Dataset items
+--

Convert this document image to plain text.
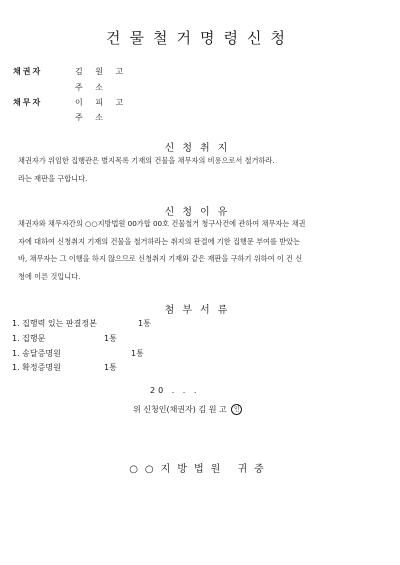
건물철거명령신청
채권자	김 원 고
주 소
채무자	이 피 고
주 소
신청취지

채권자가 위임한 집행관은 별지목록 기재의 건물을 채무자의 비용으로서 철거하라.

라는 재판을 구합니다.

신청이유

채권자와 채무자간의 ○○지방법원 00가합 00호 건물철거 청구사건에 관하여 채무자는 채권

자에 대하여 신청취지 기재의 건물을 철거하라는 취지의 판결에 기한 집행문 부여를 받았는

바, 채무자는 그 이행을 하지 않으므로 신청취지 기재와 같은 재판을 구하기 위하여 이 건 신

청에 이른 것입니다.

첨부서류
1. 집행력 있는 판결정본	1통
1. 집행문	1통
1. 송달증명원	1통
1. 확정증명원	1통
20 . . .
위 신청인(채권자) 김 원 고 인
○○지방법원 귀중
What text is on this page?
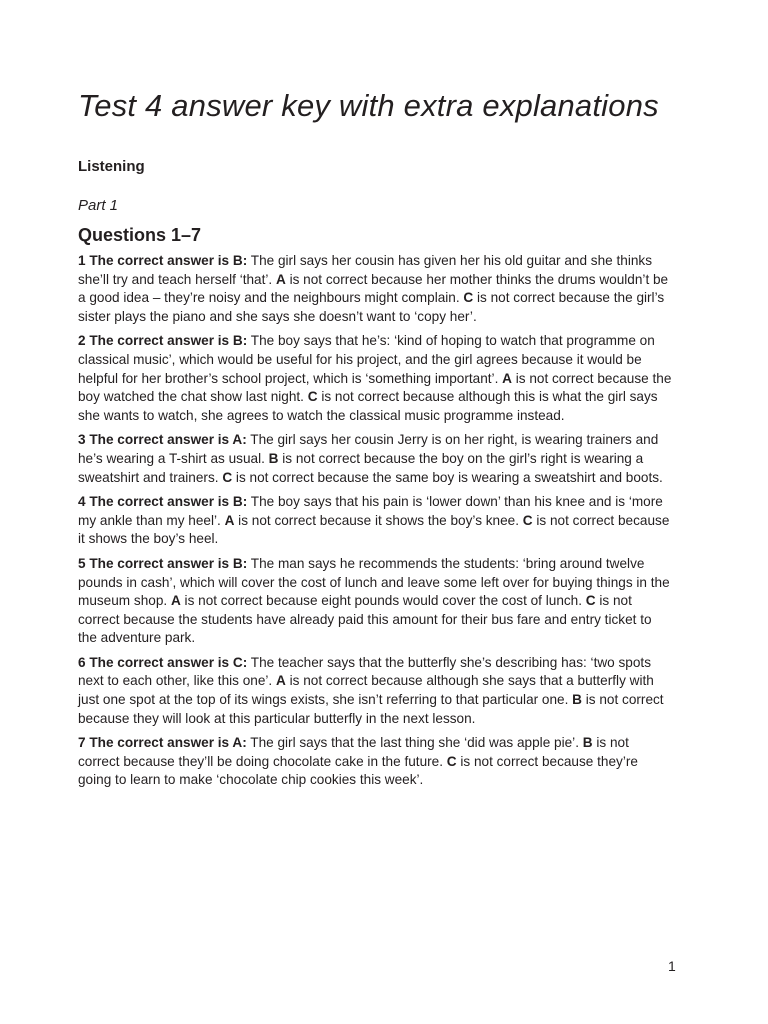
Test 4 answer key with extra explanations
Listening

Part 1

Questions 1–7

1 The correct answer is B: The girl says her cousin has given her his old guitar and she thinks she’ll try and teach herself ‘that’. A is not correct because her mother thinks the drums wouldn’t be a good idea – they’re noisy and the neighbours might complain. C is not correct because the girl’s sister plays the piano and she says she doesn’t want to ‘copy her’.

2 The correct answer is B: The boy says that he’s: ‘kind of hoping to watch that programme on classical music’, which would be useful for his project, and the girl agrees because it would be helpful for her brother’s school project, which is ‘something important’. A is not correct because the boy watched the chat show last night. C is not correct because although this is what the girl says she wants to watch, she agrees to watch the classical music programme instead.

3 The correct answer is A: The girl says her cousin Jerry is on her right, is wearing trainers and he’s wearing a T-shirt as usual. B is not correct because the boy on the girl’s right is wearing a sweatshirt and trainers. C is not correct because the same boy is wearing a sweatshirt and boots.

4 The correct answer is B: The boy says that his pain is ‘lower down’ than his knee and is ‘more my ankle than my heel’. A is not correct because it shows the boy’s knee. C is not correct because it shows the boy’s heel.

5 The correct answer is B: The man says he recommends the students: ‘bring around twelve pounds in cash’, which will cover the cost of lunch and leave some left over for buying things in the museum shop. A is not correct because eight pounds would cover the cost of lunch. C is not correct because the students have already paid this amount for their bus fare and entry ticket to the adventure park.

6 The correct answer is C: The teacher says that the butterfly she’s describing has: ‘two spots next to each other, like this one’. A is not correct because although she says that a butterfly with just one spot at the top of its wings exists, she isn’t referring to that particular one. B is not correct because they will look at this particular butterfly in the next lesson.

7 The correct answer is A: The girl says that the last thing she ‘did was apple pie’. B is not correct because they’ll be doing chocolate cake in the future. C is not correct because they’re going to learn to make ‘chocolate chip cookies this week’.

1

+--

*EXERCISE GOAL*: Copy each line of the records precisely and drop any images they hold.

*ANSWER TO THIS PROBLEM*:
Convert this document image to plain text.
건물철거명령신청
채권자	김 원 고
주 소
채무자	이 피 고
주 소
신청취지

채권자가 위임한 집행관은 별지목록 기재의 건물을 채무자의 비용으로서 철거하라.

라는 재판을 구합니다.

신청이유

채권자와 채무자간의 ○○지방법원 00가합 00호 건물철거 청구사건에 관하여 채무자는 채권

자에 대하여 신청취지 기재의 건물을 철거하라는 취지의 판결에 기한 집행문 부여를 받았는

바, 채무자는 그 이행을 하지 않으므로 신청취지 기재와 같은 재판을 구하기 위하여 이 건 신

청에 이른 것입니다.

첨부서류
1. 집행력 있는 판결정본	1통
1. 집행문	1통
1. 송달증명원	1통
1. 확정증명원	1통
20 . . .
위 신청인(채권자) 김 원 고 인
○○지방법원 귀중
What text is on this page?
Test 4 answer key with extra explanations
Listening

Part 1

Questions 1–7

1 The correct answer is B: The girl says her cousin has given her his old guitar and she thinks she’ll try and teach herself ‘that’. A is not correct because her mother thinks the drums wouldn’t be a good idea – they’re noisy and the neighbours might complain. C is not correct because the girl’s sister plays the piano and she says she doesn’t want to ‘copy her’.

2 The correct answer is B: The boy says that he’s: ‘kind of hoping to watch that programme on classical music’, which would be useful for his project, and the girl agrees because it would be helpful for her brother’s school project, which is ‘something important’. A is not correct because the boy watched the chat show last night. C is not correct because although this is what the girl says she wants to watch, she agrees to watch the classical music programme instead.

3 The correct answer is A: The girl says her cousin Jerry is on her right, is wearing trainers and he’s wearing a T-shirt as usual. B is not correct because the boy on the girl’s right is wearing a sweatshirt and trainers. C is not correct because the same boy is wearing a sweatshirt and boots.

4 The correct answer is B: The boy says that his pain is ‘lower down’ than his knee and is ‘more my ankle than my heel’. A is not correct because it shows the boy’s knee. C is not correct because it shows the boy’s heel.

5 The correct answer is B: The man says he recommends the students: ‘bring around twelve pounds in cash’, which will cover the cost of lunch and leave some left over for buying things in the museum shop. A is not correct because eight pounds would cover the cost of lunch. C is not correct because the students have already paid this amount for their bus fare and entry ticket to the adventure park.

6 The correct answer is C: The teacher says that the butterfly she’s describing has: ‘two spots next to each other, like this one’. A is not correct because although she says that a butterfly with just one spot at the top of its wings exists, she isn’t referring to that particular one. B is not correct because they will look at this particular butterfly in the next lesson.

7 The correct answer is A: The girl says that the last thing she ‘did was apple pie’. B is not correct because they’ll be doing chocolate cake in the future. C is not correct because they’re going to learn to make ‘chocolate chip cookies this week’.

1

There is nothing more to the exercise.